(A run of records)
****************************************

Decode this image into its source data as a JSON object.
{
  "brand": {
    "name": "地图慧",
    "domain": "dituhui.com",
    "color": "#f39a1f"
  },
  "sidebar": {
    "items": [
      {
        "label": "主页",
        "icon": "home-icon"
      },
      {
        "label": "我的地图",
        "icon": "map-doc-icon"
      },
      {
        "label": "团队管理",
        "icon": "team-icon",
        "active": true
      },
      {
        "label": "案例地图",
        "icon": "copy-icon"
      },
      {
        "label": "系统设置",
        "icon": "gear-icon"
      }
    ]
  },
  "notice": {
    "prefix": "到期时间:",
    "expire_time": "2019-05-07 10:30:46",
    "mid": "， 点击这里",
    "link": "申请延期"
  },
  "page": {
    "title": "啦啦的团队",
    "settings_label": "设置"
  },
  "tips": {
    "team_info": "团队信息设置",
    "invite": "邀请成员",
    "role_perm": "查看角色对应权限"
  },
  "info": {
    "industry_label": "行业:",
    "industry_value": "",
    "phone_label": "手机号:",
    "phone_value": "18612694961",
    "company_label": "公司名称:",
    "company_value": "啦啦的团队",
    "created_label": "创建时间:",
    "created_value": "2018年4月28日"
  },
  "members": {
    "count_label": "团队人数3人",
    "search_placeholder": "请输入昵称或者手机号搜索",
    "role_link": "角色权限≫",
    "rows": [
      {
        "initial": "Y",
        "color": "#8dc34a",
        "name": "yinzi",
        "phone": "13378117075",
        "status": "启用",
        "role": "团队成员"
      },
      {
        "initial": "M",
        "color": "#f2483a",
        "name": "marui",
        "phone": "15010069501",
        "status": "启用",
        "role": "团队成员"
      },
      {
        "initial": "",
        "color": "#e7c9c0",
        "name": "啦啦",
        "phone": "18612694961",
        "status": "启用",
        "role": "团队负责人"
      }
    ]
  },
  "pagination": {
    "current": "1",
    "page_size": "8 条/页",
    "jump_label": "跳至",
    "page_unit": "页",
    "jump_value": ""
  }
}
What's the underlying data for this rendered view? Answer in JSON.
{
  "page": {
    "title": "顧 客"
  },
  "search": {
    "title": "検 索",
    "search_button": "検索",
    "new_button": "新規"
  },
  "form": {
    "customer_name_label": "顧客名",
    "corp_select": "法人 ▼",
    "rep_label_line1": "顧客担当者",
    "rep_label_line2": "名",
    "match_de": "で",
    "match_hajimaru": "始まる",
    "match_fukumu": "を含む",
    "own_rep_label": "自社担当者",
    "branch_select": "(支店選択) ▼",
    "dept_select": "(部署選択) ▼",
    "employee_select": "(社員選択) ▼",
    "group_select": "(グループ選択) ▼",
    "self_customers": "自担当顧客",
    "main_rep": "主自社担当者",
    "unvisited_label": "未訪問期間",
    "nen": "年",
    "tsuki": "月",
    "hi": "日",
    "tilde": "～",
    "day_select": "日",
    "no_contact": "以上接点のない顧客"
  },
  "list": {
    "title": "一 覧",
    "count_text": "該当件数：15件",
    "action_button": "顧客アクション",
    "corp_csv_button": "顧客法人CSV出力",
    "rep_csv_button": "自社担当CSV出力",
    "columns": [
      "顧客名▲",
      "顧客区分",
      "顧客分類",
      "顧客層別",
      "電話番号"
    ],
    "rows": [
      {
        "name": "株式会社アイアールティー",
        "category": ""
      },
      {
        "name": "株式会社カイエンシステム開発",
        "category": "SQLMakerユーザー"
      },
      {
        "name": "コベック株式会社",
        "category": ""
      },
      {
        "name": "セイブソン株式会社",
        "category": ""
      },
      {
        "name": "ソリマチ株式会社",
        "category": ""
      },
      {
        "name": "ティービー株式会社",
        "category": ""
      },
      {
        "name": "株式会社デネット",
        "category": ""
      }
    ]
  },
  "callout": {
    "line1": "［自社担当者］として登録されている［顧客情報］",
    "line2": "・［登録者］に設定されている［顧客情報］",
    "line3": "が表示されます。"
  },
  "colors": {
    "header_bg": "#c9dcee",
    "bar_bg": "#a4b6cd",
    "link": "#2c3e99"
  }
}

****************************************

● YOUR TASK
Your task is to print the whole listing again exactly.

● THE SOLUTION
Decode this image into its source data as a JSON object.
{
  "brand": {
    "name": "地图慧",
    "domain": "dituhui.com",
    "color": "#f39a1f"
  },
  "sidebar": {
    "items": [
      {
        "label": "主页",
        "icon": "home-icon"
      },
      {
        "label": "我的地图",
        "icon": "map-doc-icon"
      },
      {
        "label": "团队管理",
        "icon": "team-icon",
        "active": true
      },
      {
        "label": "案例地图",
        "icon": "copy-icon"
      },
      {
        "label": "系统设置",
        "icon": "gear-icon"
      }
    ]
  },
  "notice": {
    "prefix": "到期时间:",
    "expire_time": "2019-05-07 10:30:46",
    "mid": "， 点击这里",
    "link": "申请延期"
  },
  "page": {
    "title": "啦啦的团队",
    "settings_label": "设置"
  },
  "tips": {
    "team_info": "团队信息设置",
    "invite": "邀请成员",
    "role_perm": "查看角色对应权限"
  },
  "info": {
    "industry_label": "行业:",
    "industry_value": "",
    "phone_label": "手机号:",
    "phone_value": "18612694961",
    "company_label": "公司名称:",
    "company_value": "啦啦的团队",
    "created_label": "创建时间:",
    "created_value": "2018年4月28日"
  },
  "members": {
    "count_label": "团队人数3人",
    "search_placeholder": "请输入昵称或者手机号搜索",
    "role_link": "角色权限≫",
    "rows": [
      {
        "initial": "Y",
        "color": "#8dc34a",
        "name": "yinzi",
        "phone": "13378117075",
        "status": "启用",
        "role": "团队成员"
      },
      {
        "initial": "M",
        "color": "#f2483a",
        "name": "marui",
        "phone": "15010069501",
        "status": "启用",
        "role": "团队成员"
      },
      {
        "initial": "",
        "color": "#e7c9c0",
        "name": "啦啦",
        "phone": "18612694961",
        "status": "启用",
        "role": "团队负责人"
      }
    ]
  },
  "pagination": {
    "current": "1",
    "page_size": "8 条/页",
    "jump_label": "跳至",
    "page_unit": "页",
    "jump_value": ""
  }
}
What's the underlying data for this rendered view? Answer in JSON.
{
  "page": {
    "title": "顧 客"
  },
  "search": {
    "title": "検 索",
    "search_button": "検索",
    "new_button": "新規"
  },
  "form": {
    "customer_name_label": "顧客名",
    "corp_select": "法人 ▼",
    "rep_label_line1": "顧客担当者",
    "rep_label_line2": "名",
    "match_de": "で",
    "match_hajimaru": "始まる",
    "match_fukumu": "を含む",
    "own_rep_label": "自社担当者",
    "branch_select": "(支店選択) ▼",
    "dept_select": "(部署選択) ▼",
    "employee_select": "(社員選択) ▼",
    "group_select": "(グループ選択) ▼",
    "self_customers": "自担当顧客",
    "main_rep": "主自社担当者",
    "unvisited_label": "未訪問期間",
    "nen": "年",
    "tsuki": "月",
    "hi": "日",
    "tilde": "～",
    "day_select": "日",
    "no_contact": "以上接点のない顧客"
  },
  "list": {
    "title": "一 覧",
    "count_text": "該当件数：15件",
    "action_button": "顧客アクション",
    "corp_csv_button": "顧客法人CSV出力",
    "rep_csv_button": "自社担当CSV出力",
    "columns": [
      "顧客名▲",
      "顧客区分",
      "顧客分類",
      "顧客層別",
      "電話番号"
    ],
    "rows": [
      {
        "name": "株式会社アイアールティー",
        "category": ""
      },
      {
        "name": "株式会社カイエンシステム開発",
        "category": "SQLMakerユーザー"
      },
      {
        "name": "コベック株式会社",
        "category": ""
      },
      {
        "name": "セイブソン株式会社",
        "category": ""
      },
      {
        "name": "ソリマチ株式会社",
        "category": ""
      },
      {
        "name": "ティービー株式会社",
        "category": ""
      },
      {
        "name": "株式会社デネット",
        "category": ""
      }
    ]
  },
  "callout": {
    "line1": "［自社担当者］として登録されている［顧客情報］",
    "line2": "・［登録者］に設定されている［顧客情報］",
    "line3": "が表示されます。"
  },
  "colors": {
    "header_bg": "#c9dcee",
    "bar_bg": "#a4b6cd",
    "link": "#2c3e99"
  }
}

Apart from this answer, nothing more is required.